Locate each line holding the string "инвестиционной" and copy it.
────────────────────
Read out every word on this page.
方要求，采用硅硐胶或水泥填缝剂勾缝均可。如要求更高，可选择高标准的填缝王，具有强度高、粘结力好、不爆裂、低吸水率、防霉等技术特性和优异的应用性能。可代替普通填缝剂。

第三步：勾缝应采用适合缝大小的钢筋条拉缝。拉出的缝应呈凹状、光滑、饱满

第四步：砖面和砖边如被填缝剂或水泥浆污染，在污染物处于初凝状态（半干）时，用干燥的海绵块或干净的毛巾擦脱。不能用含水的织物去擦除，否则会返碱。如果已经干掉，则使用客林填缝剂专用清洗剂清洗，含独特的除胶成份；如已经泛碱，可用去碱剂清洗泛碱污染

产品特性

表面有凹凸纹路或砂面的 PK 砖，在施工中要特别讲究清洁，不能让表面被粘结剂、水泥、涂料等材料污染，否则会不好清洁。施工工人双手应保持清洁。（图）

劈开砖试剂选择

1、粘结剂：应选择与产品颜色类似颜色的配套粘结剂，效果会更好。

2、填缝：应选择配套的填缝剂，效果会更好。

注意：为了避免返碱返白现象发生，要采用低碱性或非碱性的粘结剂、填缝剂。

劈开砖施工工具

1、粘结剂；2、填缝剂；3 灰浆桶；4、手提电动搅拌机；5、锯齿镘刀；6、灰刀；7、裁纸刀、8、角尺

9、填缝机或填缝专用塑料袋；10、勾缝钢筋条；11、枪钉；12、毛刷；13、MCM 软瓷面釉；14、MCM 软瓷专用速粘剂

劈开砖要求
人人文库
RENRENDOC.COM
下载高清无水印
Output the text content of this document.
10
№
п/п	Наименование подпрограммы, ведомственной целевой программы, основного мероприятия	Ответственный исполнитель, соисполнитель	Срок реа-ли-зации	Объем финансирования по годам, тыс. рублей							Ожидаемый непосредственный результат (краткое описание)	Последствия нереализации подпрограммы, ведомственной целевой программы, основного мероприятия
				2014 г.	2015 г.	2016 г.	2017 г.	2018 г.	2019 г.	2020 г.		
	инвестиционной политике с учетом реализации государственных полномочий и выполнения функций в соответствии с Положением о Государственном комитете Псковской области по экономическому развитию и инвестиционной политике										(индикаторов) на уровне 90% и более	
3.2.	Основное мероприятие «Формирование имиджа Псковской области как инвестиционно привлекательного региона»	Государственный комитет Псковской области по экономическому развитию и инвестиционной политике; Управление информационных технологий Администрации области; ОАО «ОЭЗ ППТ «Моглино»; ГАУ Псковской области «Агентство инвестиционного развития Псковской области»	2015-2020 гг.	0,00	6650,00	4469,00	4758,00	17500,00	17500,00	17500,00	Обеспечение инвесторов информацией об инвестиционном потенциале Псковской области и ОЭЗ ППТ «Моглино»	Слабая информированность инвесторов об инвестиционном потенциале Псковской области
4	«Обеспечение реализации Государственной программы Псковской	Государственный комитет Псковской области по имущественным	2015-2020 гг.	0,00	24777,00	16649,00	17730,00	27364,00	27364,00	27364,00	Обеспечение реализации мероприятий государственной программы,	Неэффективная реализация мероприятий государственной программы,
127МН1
────────────────────
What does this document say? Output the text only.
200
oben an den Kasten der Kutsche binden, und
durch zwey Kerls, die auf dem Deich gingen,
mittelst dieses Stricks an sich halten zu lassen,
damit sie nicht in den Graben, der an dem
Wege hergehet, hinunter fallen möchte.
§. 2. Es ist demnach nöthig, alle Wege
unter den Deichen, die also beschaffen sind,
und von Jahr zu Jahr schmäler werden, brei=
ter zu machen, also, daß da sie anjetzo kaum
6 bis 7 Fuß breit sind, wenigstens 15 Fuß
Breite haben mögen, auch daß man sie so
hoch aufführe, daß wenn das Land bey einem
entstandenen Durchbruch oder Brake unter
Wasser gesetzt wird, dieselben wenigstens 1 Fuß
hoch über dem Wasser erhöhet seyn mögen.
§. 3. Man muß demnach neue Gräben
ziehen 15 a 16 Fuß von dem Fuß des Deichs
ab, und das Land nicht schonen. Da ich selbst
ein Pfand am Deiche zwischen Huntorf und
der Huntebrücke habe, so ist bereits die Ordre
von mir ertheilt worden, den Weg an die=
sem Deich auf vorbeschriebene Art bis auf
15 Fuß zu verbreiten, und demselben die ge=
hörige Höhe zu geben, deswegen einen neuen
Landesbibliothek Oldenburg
────────────────────
▸ **Answer to the problem**
	инвестиционной политике с учетом реализации государственных полномочий и выполнения функций в соответствии с Положением о Государственном комитете Псковской области по экономическому развитию и инвестиционной политике										(индикаторов) на уровне 90% и более	
3.2.	Основное мероприятие «Формирование имиджа Псковской области как инвестиционно привлекательного региона»	Государственный комитет Псковской области по экономическому развитию и инвестиционной политике; Управление информационных технологий Администрации области; ОАО «ОЭЗ ППТ «Моглино»; ГАУ Псковской области «Агентство инвестиционного развития Псковской области»	2015-2020 гг.	0,00	6650,00	4469,00	4758,00	17500,00	17500,00	17500,00	Обеспечение инвесторов информацией об инвестиционном потенциале Псковской области и ОЭЗ ППТ «Моглино»	Слабая информированность инвесторов об инвестиционном потенциале Псковской области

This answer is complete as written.